What you should do :: Read through the data and report every line in which the word "tasks" occurs.
* START Dataset content *
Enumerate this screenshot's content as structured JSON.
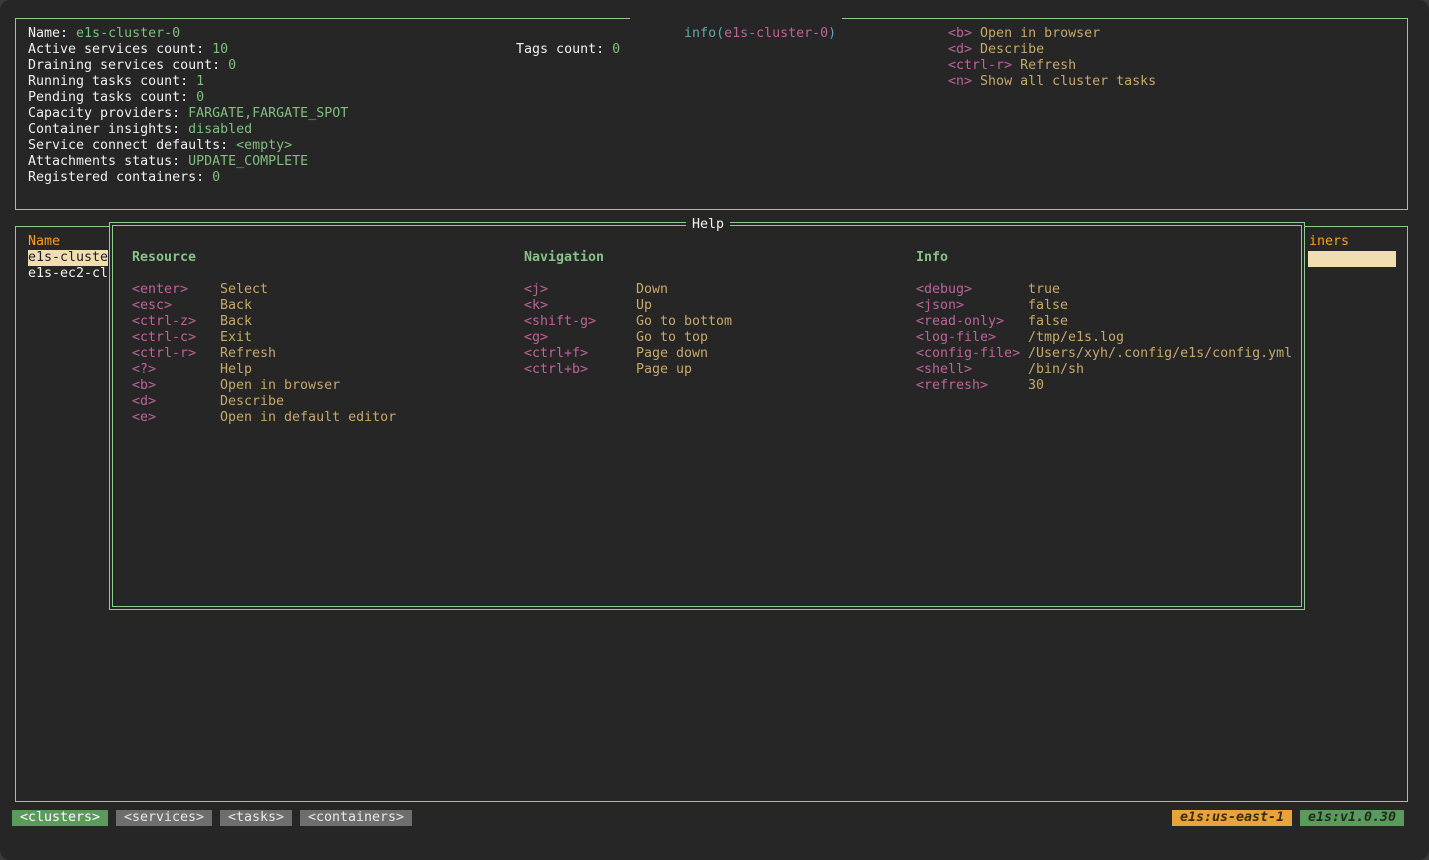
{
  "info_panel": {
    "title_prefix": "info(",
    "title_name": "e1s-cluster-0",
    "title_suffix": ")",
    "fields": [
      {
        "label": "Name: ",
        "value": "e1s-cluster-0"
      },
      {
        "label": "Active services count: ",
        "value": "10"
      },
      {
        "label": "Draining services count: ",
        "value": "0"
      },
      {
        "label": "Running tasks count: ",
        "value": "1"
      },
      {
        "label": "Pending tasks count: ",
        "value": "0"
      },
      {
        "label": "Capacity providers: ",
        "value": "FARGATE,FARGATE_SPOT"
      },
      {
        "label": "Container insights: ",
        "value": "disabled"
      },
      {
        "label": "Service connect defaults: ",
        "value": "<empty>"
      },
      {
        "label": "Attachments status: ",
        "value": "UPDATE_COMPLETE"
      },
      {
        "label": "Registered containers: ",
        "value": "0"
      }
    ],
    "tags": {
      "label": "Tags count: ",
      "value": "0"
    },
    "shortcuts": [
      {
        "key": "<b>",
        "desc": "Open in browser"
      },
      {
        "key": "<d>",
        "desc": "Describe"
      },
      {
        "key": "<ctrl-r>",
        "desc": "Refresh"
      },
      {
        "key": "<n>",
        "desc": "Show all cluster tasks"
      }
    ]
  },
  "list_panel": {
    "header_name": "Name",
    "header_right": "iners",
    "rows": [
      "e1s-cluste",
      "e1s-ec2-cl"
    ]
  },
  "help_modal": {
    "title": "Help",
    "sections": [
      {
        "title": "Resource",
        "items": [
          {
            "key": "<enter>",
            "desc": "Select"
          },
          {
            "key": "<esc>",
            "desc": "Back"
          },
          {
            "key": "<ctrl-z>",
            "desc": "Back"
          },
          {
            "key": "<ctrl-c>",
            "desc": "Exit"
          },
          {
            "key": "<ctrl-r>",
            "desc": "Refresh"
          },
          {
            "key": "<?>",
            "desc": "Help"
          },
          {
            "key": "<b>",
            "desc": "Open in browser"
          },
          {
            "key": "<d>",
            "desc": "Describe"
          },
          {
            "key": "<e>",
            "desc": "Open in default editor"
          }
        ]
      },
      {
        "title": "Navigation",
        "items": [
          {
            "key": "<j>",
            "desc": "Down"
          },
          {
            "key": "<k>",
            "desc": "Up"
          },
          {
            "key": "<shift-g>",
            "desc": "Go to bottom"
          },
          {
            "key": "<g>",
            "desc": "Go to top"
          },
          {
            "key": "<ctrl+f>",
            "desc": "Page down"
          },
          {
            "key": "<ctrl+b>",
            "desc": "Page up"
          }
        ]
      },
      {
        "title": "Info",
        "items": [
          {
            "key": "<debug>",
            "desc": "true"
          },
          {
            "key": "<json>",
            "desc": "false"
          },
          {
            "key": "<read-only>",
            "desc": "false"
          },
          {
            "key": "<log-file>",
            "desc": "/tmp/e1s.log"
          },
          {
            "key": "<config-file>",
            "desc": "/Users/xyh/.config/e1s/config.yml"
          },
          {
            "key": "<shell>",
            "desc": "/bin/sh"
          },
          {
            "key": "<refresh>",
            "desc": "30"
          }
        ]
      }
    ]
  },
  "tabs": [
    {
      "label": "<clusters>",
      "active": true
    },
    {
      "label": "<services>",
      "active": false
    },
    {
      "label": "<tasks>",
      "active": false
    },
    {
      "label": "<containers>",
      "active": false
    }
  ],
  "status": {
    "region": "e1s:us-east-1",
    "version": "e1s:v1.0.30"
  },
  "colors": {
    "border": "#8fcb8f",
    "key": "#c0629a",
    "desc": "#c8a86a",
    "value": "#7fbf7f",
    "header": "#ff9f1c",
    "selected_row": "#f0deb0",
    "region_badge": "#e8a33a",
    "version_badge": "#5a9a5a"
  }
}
* END Dataset content *
* START Dataset content *
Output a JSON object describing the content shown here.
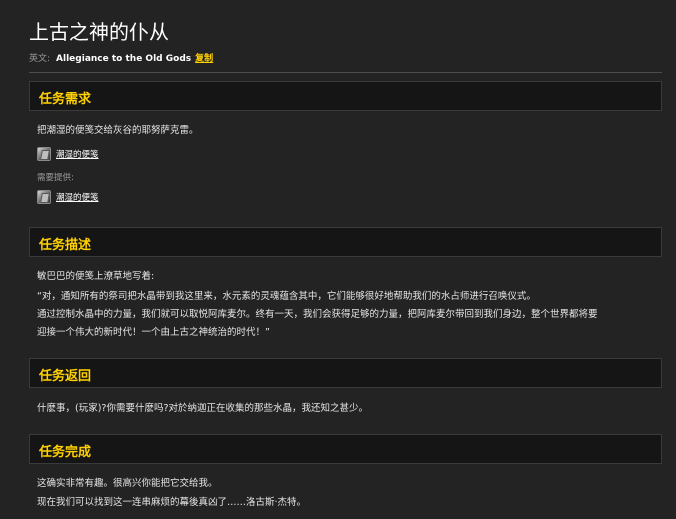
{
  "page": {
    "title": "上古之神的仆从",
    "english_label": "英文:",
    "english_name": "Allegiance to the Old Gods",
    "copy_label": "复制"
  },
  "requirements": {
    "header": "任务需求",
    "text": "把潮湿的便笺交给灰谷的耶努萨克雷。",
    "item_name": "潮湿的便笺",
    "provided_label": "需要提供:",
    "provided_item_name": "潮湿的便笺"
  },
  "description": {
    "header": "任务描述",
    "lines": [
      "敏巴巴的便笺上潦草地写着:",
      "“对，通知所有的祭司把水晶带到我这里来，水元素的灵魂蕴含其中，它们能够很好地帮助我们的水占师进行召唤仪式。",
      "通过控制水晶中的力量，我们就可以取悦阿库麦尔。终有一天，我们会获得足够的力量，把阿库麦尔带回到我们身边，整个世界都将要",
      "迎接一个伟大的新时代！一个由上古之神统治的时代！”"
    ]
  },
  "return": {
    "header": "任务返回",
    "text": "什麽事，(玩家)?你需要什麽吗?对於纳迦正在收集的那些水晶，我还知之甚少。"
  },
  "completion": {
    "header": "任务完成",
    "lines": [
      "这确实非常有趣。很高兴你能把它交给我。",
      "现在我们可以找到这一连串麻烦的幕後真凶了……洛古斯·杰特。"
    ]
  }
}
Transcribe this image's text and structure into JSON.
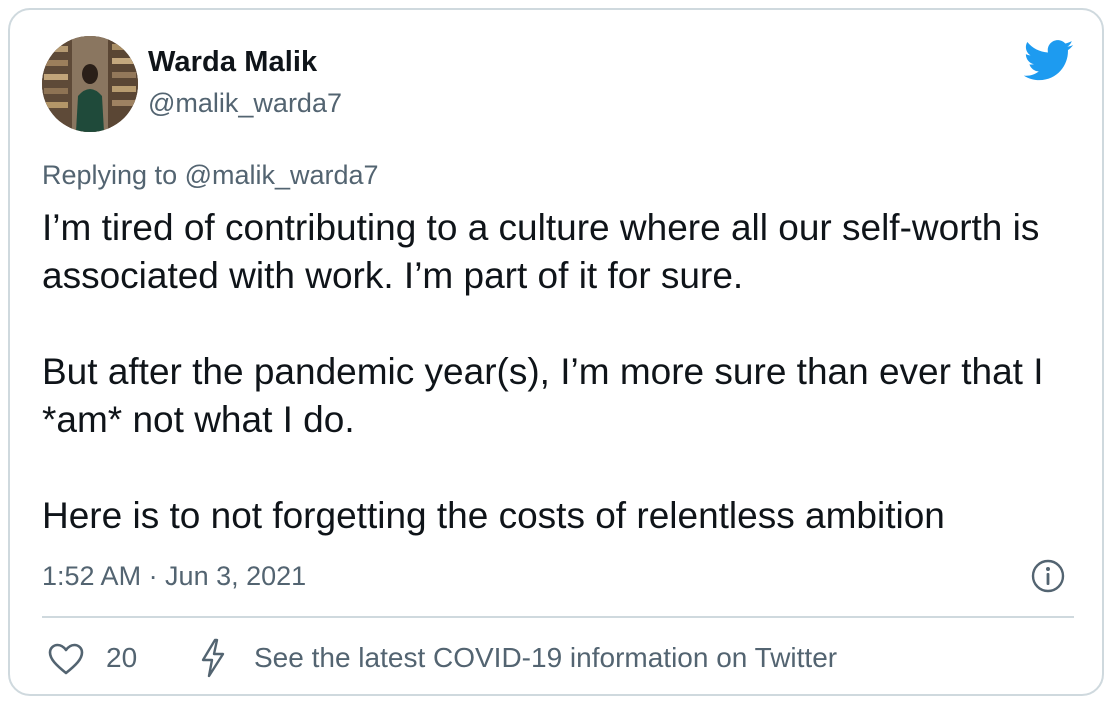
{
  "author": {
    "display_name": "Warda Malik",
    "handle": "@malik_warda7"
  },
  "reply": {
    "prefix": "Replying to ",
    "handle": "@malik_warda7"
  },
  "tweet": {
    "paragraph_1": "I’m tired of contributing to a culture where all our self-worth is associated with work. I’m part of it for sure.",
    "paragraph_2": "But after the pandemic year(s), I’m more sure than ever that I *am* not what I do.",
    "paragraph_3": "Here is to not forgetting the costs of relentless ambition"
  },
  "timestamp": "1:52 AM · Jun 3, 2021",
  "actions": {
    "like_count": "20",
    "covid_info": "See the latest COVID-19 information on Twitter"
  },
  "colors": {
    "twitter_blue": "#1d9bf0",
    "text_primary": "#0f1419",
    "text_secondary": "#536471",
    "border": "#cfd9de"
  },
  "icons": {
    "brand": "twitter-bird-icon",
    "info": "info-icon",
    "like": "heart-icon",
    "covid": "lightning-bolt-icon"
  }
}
* END Dataset content *
Solution for this exercise ::
        "label": "Running tasks count: ",
        "label": "Pending tasks count: ",
        "desc": "Show all cluster tasks"
      "label": "<tasks>",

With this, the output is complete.